**The request**. Output the material below unchanged, apart from leaving out the pictures.

## Begin The input

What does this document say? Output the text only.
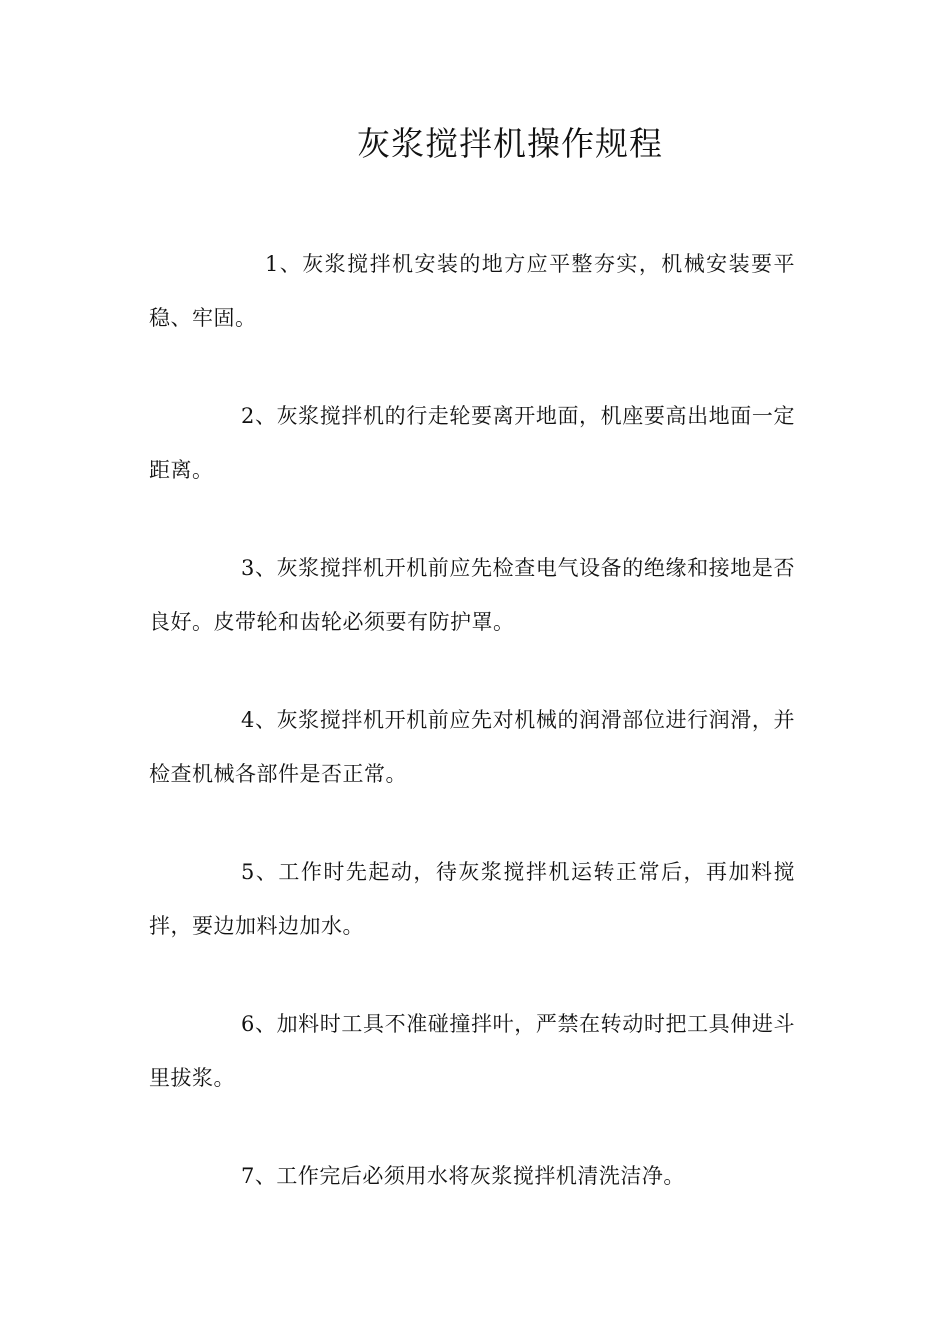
灰浆搅拌机操作规程

1、灰浆搅拌机安装的地方应平整夯实，机械安装要平稳、牢固。

2、灰浆搅拌机的行走轮要离开地面，机座要高出地面一定距离。

3、灰浆搅拌机开机前应先检查电气设备的绝缘和接地是否良好。皮带轮和齿轮必须要有防护罩。

4、灰浆搅拌机开机前应先对机械的润滑部位进行润滑，并检查机械各部件是否正常。

5、工作时先起动，待灰浆搅拌机运转正常后，再加料搅拌，要边加料边加水。

6、加料时工具不准碰撞拌叶，严禁在转动时把工具伸进斗里拔浆。

7、工作完后必须用水将灰浆搅拌机清洗洁净。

## End The input

**Exercise answer**.
What does this document say? Output the text only.
灰浆搅拌机操作规程

1、灰浆搅拌机安装的地方应平整夯实，机械安装要平稳、牢固。

2、灰浆搅拌机的行走轮要离开地面，机座要高出地面一定距离。

3、灰浆搅拌机开机前应先检查电气设备的绝缘和接地是否良好。皮带轮和齿轮必须要有防护罩。

4、灰浆搅拌机开机前应先对机械的润滑部位进行润滑，并检查机械各部件是否正常。

5、工作时先起动，待灰浆搅拌机运转正常后，再加料搅拌，要边加料边加水。

6、加料时工具不准碰撞拌叶，严禁在转动时把工具伸进斗里拔浆。

7、工作完后必须用水将灰浆搅拌机清洗洁净。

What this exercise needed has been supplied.